→ **TASK GOAL**
Set down all of the data exactly as it appears.

Dataset entries:

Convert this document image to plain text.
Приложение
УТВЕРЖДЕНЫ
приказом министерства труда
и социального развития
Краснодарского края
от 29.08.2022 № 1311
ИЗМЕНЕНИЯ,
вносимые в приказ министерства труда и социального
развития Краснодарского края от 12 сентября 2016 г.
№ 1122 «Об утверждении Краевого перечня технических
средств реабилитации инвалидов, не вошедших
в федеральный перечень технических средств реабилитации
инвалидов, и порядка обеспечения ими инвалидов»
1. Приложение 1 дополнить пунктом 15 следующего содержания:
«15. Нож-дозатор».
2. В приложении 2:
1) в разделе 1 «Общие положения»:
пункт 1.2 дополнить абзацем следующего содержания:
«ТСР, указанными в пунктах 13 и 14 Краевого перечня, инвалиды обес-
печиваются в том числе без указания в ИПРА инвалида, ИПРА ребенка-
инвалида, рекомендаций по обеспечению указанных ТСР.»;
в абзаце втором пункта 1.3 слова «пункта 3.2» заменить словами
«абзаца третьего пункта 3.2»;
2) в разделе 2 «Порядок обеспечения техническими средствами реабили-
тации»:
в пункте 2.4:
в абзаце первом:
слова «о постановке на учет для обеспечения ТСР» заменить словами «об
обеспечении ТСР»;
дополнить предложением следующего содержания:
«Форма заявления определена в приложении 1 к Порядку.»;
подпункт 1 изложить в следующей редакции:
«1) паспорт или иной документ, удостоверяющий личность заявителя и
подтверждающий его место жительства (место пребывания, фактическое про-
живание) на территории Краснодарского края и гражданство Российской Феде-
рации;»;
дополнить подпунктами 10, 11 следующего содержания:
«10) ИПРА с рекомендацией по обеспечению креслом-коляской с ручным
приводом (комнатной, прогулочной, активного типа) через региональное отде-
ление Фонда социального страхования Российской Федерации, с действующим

→ **REPLY TO THE TASK**
Convert this document image to plain text.
Приложение
УТВЕРЖДЕНЫ
приказом министерства труда
и социального развития
Краснодарского края
от 29.08.2022 № 1311
ИЗМЕНЕНИЯ,
вносимые в приказ министерства труда и социального
развития Краснодарского края от 12 сентября 2016 г.
№ 1122 «Об утверждении Краевого перечня технических
средств реабилитации инвалидов, не вошедших
в федеральный перечень технических средств реабилитации
инвалидов, и порядка обеспечения ими инвалидов»
1. Приложение 1 дополнить пунктом 15 следующего содержания:
«15. Нож-дозатор».
2. В приложении 2:
1) в разделе 1 «Общие положения»:
пункт 1.2 дополнить абзацем следующего содержания:
«ТСР, указанными в пунктах 13 и 14 Краевого перечня, инвалиды обес-
печиваются в том числе без указания в ИПРА инвалида, ИПРА ребенка-
инвалида, рекомендаций по обеспечению указанных ТСР.»;
в абзаце втором пункта 1.3 слова «пункта 3.2» заменить словами
«абзаца третьего пункта 3.2»;
2) в разделе 2 «Порядок обеспечения техническими средствами реабили-
тации»:
в пункте 2.4:
в абзаце первом:
слова «о постановке на учет для обеспечения ТСР» заменить словами «об
обеспечении ТСР»;
дополнить предложением следующего содержания:
«Форма заявления определена в приложении 1 к Порядку.»;
подпункт 1 изложить в следующей редакции:
«1) паспорт или иной документ, удостоверяющий личность заявителя и
подтверждающий его место жительства (место пребывания, фактическое про-
живание) на территории Краснодарского края и гражданство Российской Феде-
рации;»;
дополнить подпунктами 10, 11 следующего содержания:
«10) ИПРА с рекомендацией по обеспечению креслом-коляской с ручным
приводом (комнатной, прогулочной, активного типа) через региональное отде-
ление Фонда социального страхования Российской Федерации, с действующим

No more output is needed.